_AIM_. Look below. Copy each line that has "unter" in it.
# start of MATERIAL
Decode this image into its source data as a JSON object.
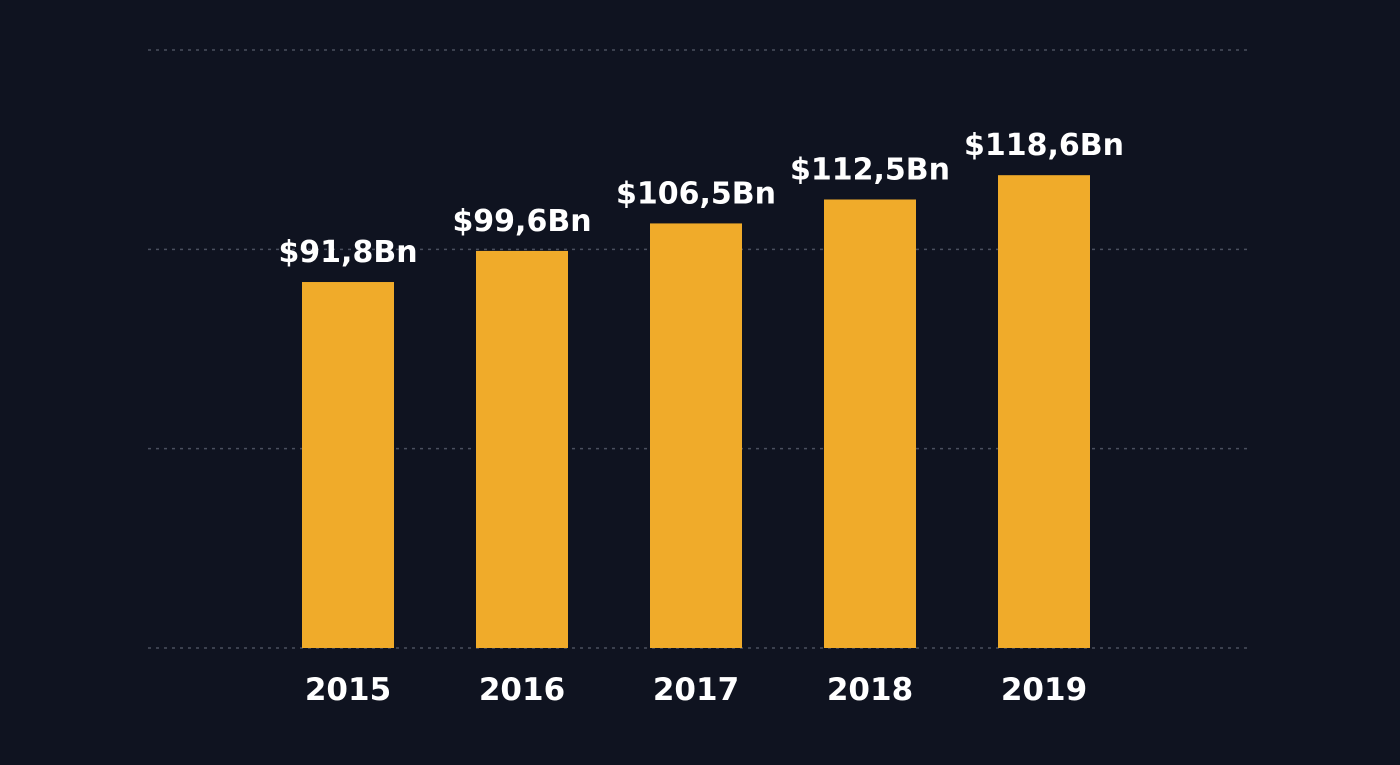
{
  "chart_data": {
    "type": "bar",
    "categories": [
      "2015",
      "2016",
      "2017",
      "2018",
      "2019"
    ],
    "values": [
      91.8,
      99.6,
      106.5,
      112.5,
      118.6
    ],
    "data_labels": [
      "$91,8Bn",
      "$99,6Bn",
      "$106,5Bn",
      "$112,5Bn",
      "$118,6Bn"
    ],
    "title": "",
    "xlabel": "",
    "ylabel": "",
    "ylim": [
      0,
      150
    ],
    "grid": true,
    "grid_values": [
      0,
      50,
      100,
      150
    ],
    "legend": "none",
    "colors": {
      "background": "#0f1320",
      "bar": "#f0ab2a",
      "text": "#ffffff",
      "grid": "#4a4f5e"
    }
  }
}
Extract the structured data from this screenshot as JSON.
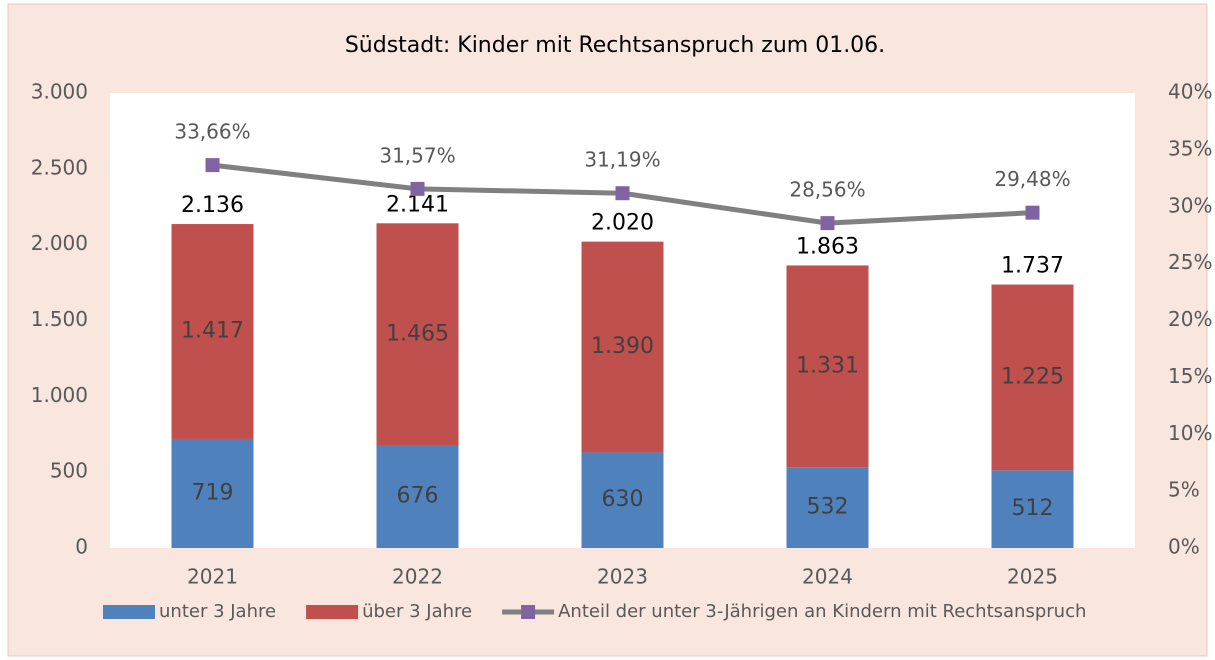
{
  "chart_data": {
    "type": "bar",
    "stacked": true,
    "title": "Südstadt: Kinder mit Rechtsanspruch zum 01.06.",
    "categories": [
      "2021",
      "2022",
      "2023",
      "2024",
      "2025"
    ],
    "series": [
      {
        "name": "unter 3 Jahre",
        "color": "#4f81bd",
        "values": [
          719,
          676,
          630,
          532,
          512
        ],
        "value_labels": [
          "719",
          "676",
          "630",
          "532",
          "512"
        ]
      },
      {
        "name": "über 3 Jahre",
        "color": "#c0504d",
        "values": [
          1417,
          1465,
          1390,
          1331,
          1225
        ],
        "value_labels": [
          "1.417",
          "1.465",
          "1.390",
          "1.331",
          "1.225"
        ]
      },
      {
        "name": "Anteil der unter 3-Jährigen an Kindern mit Rechtsanspruch",
        "type": "line",
        "axis": "y2",
        "color": "#808080",
        "marker_color": "#8064a2",
        "values": [
          33.66,
          31.57,
          31.19,
          28.56,
          29.48
        ],
        "value_labels": [
          "33,66%",
          "31,57%",
          "31,19%",
          "28,56%",
          "29,48%"
        ]
      }
    ],
    "totals": {
      "values": [
        2136,
        2141,
        2020,
        1863,
        1737
      ],
      "value_labels": [
        "2.136",
        "2.141",
        "2.020",
        "1.863",
        "1.737"
      ]
    },
    "ylim": [
      0,
      3000
    ],
    "yticks": [
      0,
      500,
      {
        "value": 1000,
        "label": "1.000"
      },
      {
        "value": 1500,
        "label": "1.500"
      },
      {
        "value": 2000,
        "label": "2.000"
      },
      {
        "value": 2500,
        "label": "2.500"
      },
      {
        "value": 3000,
        "label": "3.000"
      }
    ],
    "y2lim": [
      0,
      40
    ],
    "y2ticks": [
      {
        "value": 0,
        "label": "0%"
      },
      {
        "value": 5,
        "label": "5%"
      },
      {
        "value": 10,
        "label": "10%"
      },
      {
        "value": 15,
        "label": "15%"
      },
      {
        "value": 20,
        "label": "20%"
      },
      {
        "value": 25,
        "label": "25%"
      },
      {
        "value": 30,
        "label": "30%"
      },
      {
        "value": 35,
        "label": "35%"
      },
      {
        "value": 40,
        "label": "40%"
      }
    ],
    "legend": "bottom"
  }
}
# end of MATERIAL
_THE OUTPUT_.
        "name": "unter 3 Jahre",
        "name": "Anteil der unter 3-Jährigen an Kindern mit Rechtsanspruch",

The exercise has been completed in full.